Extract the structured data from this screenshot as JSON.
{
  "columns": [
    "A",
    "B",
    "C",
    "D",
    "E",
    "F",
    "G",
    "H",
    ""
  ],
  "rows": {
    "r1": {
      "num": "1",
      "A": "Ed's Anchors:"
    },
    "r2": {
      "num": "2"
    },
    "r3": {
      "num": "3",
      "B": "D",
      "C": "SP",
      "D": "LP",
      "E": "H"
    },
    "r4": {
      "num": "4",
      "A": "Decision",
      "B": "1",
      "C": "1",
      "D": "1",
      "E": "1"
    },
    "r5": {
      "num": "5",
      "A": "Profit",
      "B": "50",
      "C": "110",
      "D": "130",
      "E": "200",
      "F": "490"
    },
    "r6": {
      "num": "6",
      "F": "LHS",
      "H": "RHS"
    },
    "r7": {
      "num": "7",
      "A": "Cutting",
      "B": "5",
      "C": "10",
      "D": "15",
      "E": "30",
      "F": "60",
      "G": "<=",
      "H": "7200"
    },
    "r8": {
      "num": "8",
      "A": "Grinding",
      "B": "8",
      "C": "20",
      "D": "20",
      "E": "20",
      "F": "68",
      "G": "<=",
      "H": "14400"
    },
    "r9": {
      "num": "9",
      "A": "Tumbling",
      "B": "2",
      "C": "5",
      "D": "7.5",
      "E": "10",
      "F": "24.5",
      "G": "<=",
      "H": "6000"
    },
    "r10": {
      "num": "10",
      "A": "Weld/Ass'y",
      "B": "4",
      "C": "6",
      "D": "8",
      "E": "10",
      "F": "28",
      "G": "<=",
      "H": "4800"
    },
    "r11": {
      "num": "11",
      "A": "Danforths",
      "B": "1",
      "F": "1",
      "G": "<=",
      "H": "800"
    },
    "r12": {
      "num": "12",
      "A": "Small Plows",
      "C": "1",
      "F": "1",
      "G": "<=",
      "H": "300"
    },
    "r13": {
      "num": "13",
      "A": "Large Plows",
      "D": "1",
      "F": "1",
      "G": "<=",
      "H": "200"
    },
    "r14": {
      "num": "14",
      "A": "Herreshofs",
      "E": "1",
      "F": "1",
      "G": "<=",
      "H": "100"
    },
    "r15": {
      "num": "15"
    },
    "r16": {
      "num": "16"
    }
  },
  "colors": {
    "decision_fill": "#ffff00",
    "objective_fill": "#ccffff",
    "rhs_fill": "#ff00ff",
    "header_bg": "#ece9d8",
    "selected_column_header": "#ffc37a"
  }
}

────────────────────

● **Task brief**:
Return all the data exactly as given.

● **Exercise answer**:
Extract the structured data from this screenshot as JSON.
{
  "columns": [
    "A",
    "B",
    "C",
    "D",
    "E",
    "F",
    "G",
    "H",
    ""
  ],
  "rows": {
    "r1": {
      "num": "1",
      "A": "Ed's Anchors:"
    },
    "r2": {
      "num": "2"
    },
    "r3": {
      "num": "3",
      "B": "D",
      "C": "SP",
      "D": "LP",
      "E": "H"
    },
    "r4": {
      "num": "4",
      "A": "Decision",
      "B": "1",
      "C": "1",
      "D": "1",
      "E": "1"
    },
    "r5": {
      "num": "5",
      "A": "Profit",
      "B": "50",
      "C": "110",
      "D": "130",
      "E": "200",
      "F": "490"
    },
    "r6": {
      "num": "6",
      "F": "LHS",
      "H": "RHS"
    },
    "r7": {
      "num": "7",
      "A": "Cutting",
      "B": "5",
      "C": "10",
      "D": "15",
      "E": "30",
      "F": "60",
      "G": "<=",
      "H": "7200"
    },
    "r8": {
      "num": "8",
      "A": "Grinding",
      "B": "8",
      "C": "20",
      "D": "20",
      "E": "20",
      "F": "68",
      "G": "<=",
      "H": "14400"
    },
    "r9": {
      "num": "9",
      "A": "Tumbling",
      "B": "2",
      "C": "5",
      "D": "7.5",
      "E": "10",
      "F": "24.5",
      "G": "<=",
      "H": "6000"
    },
    "r10": {
      "num": "10",
      "A": "Weld/Ass'y",
      "B": "4",
      "C": "6",
      "D": "8",
      "E": "10",
      "F": "28",
      "G": "<=",
      "H": "4800"
    },
    "r11": {
      "num": "11",
      "A": "Danforths",
      "B": "1",
      "F": "1",
      "G": "<=",
      "H": "800"
    },
    "r12": {
      "num": "12",
      "A": "Small Plows",
      "C": "1",
      "F": "1",
      "G": "<=",
      "H": "300"
    },
    "r13": {
      "num": "13",
      "A": "Large Plows",
      "D": "1",
      "F": "1",
      "G": "<=",
      "H": "200"
    },
    "r14": {
      "num": "14",
      "A": "Herreshofs",
      "E": "1",
      "F": "1",
      "G": "<=",
      "H": "100"
    },
    "r15": {
      "num": "15"
    },
    "r16": {
      "num": "16"
    }
  },
  "colors": {
    "decision_fill": "#ffff00",
    "objective_fill": "#ccffff",
    "rhs_fill": "#ff00ff",
    "header_bg": "#ece9d8",
    "selected_column_header": "#ffc37a"
  }
}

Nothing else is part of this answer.